GIVEN TASK. Type the records out again in full, exactly.

DATASET EXTRACT.
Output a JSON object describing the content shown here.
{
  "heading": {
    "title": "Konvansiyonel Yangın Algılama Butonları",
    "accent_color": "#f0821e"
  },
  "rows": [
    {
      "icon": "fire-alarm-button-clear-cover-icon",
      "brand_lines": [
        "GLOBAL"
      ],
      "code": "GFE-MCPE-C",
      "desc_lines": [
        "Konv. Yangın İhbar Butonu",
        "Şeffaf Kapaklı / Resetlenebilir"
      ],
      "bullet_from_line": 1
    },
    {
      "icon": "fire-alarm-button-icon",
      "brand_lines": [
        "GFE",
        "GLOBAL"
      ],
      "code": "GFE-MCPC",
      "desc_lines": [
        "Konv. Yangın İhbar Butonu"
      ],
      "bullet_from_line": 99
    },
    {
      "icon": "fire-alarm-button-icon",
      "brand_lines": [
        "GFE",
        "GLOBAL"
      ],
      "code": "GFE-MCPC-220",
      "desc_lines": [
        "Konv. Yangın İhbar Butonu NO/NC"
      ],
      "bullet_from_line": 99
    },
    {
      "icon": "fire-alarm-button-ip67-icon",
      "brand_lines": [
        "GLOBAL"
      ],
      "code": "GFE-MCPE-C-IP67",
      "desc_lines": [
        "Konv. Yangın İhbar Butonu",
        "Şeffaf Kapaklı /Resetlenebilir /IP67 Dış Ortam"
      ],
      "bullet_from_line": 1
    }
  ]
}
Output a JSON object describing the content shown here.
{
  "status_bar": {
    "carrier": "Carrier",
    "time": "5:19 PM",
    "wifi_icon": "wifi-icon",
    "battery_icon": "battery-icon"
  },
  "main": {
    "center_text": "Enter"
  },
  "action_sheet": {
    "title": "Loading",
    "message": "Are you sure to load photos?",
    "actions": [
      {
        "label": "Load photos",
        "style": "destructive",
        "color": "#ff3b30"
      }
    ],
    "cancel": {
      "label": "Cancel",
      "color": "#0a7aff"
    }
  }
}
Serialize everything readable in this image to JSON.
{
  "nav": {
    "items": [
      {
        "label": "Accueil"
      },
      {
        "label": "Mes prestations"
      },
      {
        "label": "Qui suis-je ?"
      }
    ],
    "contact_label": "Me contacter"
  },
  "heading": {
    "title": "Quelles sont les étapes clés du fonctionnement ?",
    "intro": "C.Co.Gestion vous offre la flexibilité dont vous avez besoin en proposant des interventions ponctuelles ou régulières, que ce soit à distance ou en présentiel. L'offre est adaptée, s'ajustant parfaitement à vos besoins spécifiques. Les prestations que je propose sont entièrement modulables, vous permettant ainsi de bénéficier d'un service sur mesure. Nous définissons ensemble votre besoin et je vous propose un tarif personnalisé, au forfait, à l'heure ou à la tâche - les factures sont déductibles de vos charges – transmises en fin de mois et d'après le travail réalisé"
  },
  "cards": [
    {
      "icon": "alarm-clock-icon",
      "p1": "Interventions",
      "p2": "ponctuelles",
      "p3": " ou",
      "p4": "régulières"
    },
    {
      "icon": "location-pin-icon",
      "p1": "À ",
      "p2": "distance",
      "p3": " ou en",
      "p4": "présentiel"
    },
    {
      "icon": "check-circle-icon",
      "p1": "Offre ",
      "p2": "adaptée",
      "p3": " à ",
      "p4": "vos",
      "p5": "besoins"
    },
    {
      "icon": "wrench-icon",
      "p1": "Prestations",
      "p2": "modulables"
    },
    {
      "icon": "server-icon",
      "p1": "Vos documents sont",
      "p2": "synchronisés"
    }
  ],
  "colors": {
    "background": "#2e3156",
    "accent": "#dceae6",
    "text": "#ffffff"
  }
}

SOLVED EXERCISE.
Output a JSON object describing the content shown here.
{
  "heading": {
    "title": "Konvansiyonel Yangın Algılama Butonları",
    "accent_color": "#f0821e"
  },
  "rows": [
    {
      "icon": "fire-alarm-button-clear-cover-icon",
      "brand_lines": [
        "GLOBAL"
      ],
      "code": "GFE-MCPE-C",
      "desc_lines": [
        "Konv. Yangın İhbar Butonu",
        "Şeffaf Kapaklı / Resetlenebilir"
      ],
      "bullet_from_line": 1
    },
    {
      "icon": "fire-alarm-button-icon",
      "brand_lines": [
        "GFE",
        "GLOBAL"
      ],
      "code": "GFE-MCPC",
      "desc_lines": [
        "Konv. Yangın İhbar Butonu"
      ],
      "bullet_from_line": 99
    },
    {
      "icon": "fire-alarm-button-icon",
      "brand_lines": [
        "GFE",
        "GLOBAL"
      ],
      "code": "GFE-MCPC-220",
      "desc_lines": [
        "Konv. Yangın İhbar Butonu NO/NC"
      ],
      "bullet_from_line": 99
    },
    {
      "icon": "fire-alarm-button-ip67-icon",
      "brand_lines": [
        "GLOBAL"
      ],
      "code": "GFE-MCPE-C-IP67",
      "desc_lines": [
        "Konv. Yangın İhbar Butonu",
        "Şeffaf Kapaklı /Resetlenebilir /IP67 Dış Ortam"
      ],
      "bullet_from_line": 1
    }
  ]
}
Output a JSON object describing the content shown here.
{
  "status_bar": {
    "carrier": "Carrier",
    "time": "5:19 PM",
    "wifi_icon": "wifi-icon",
    "battery_icon": "battery-icon"
  },
  "main": {
    "center_text": "Enter"
  },
  "action_sheet": {
    "title": "Loading",
    "message": "Are you sure to load photos?",
    "actions": [
      {
        "label": "Load photos",
        "style": "destructive",
        "color": "#ff3b30"
      }
    ],
    "cancel": {
      "label": "Cancel",
      "color": "#0a7aff"
    }
  }
}
Serialize everything readable in this image to JSON.
{
  "nav": {
    "items": [
      {
        "label": "Accueil"
      },
      {
        "label": "Mes prestations"
      },
      {
        "label": "Qui suis-je ?"
      }
    ],
    "contact_label": "Me contacter"
  },
  "heading": {
    "title": "Quelles sont les étapes clés du fonctionnement ?",
    "intro": "C.Co.Gestion vous offre la flexibilité dont vous avez besoin en proposant des interventions ponctuelles ou régulières, que ce soit à distance ou en présentiel. L'offre est adaptée, s'ajustant parfaitement à vos besoins spécifiques. Les prestations que je propose sont entièrement modulables, vous permettant ainsi de bénéficier d'un service sur mesure. Nous définissons ensemble votre besoin et je vous propose un tarif personnalisé, au forfait, à l'heure ou à la tâche - les factures sont déductibles de vos charges – transmises en fin de mois et d'après le travail réalisé"
  },
  "cards": [
    {
      "icon": "alarm-clock-icon",
      "p1": "Interventions",
      "p2": "ponctuelles",
      "p3": " ou",
      "p4": "régulières"
    },
    {
      "icon": "location-pin-icon",
      "p1": "À ",
      "p2": "distance",
      "p3": " ou en",
      "p4": "présentiel"
    },
    {
      "icon": "check-circle-icon",
      "p1": "Offre ",
      "p2": "adaptée",
      "p3": " à ",
      "p4": "vos",
      "p5": "besoins"
    },
    {
      "icon": "wrench-icon",
      "p1": "Prestations",
      "p2": "modulables"
    },
    {
      "icon": "server-icon",
      "p1": "Vos documents sont",
      "p2": "synchronisés"
    }
  ],
  "colors": {
    "background": "#2e3156",
    "accent": "#dceae6",
    "text": "#ffffff"
  }
}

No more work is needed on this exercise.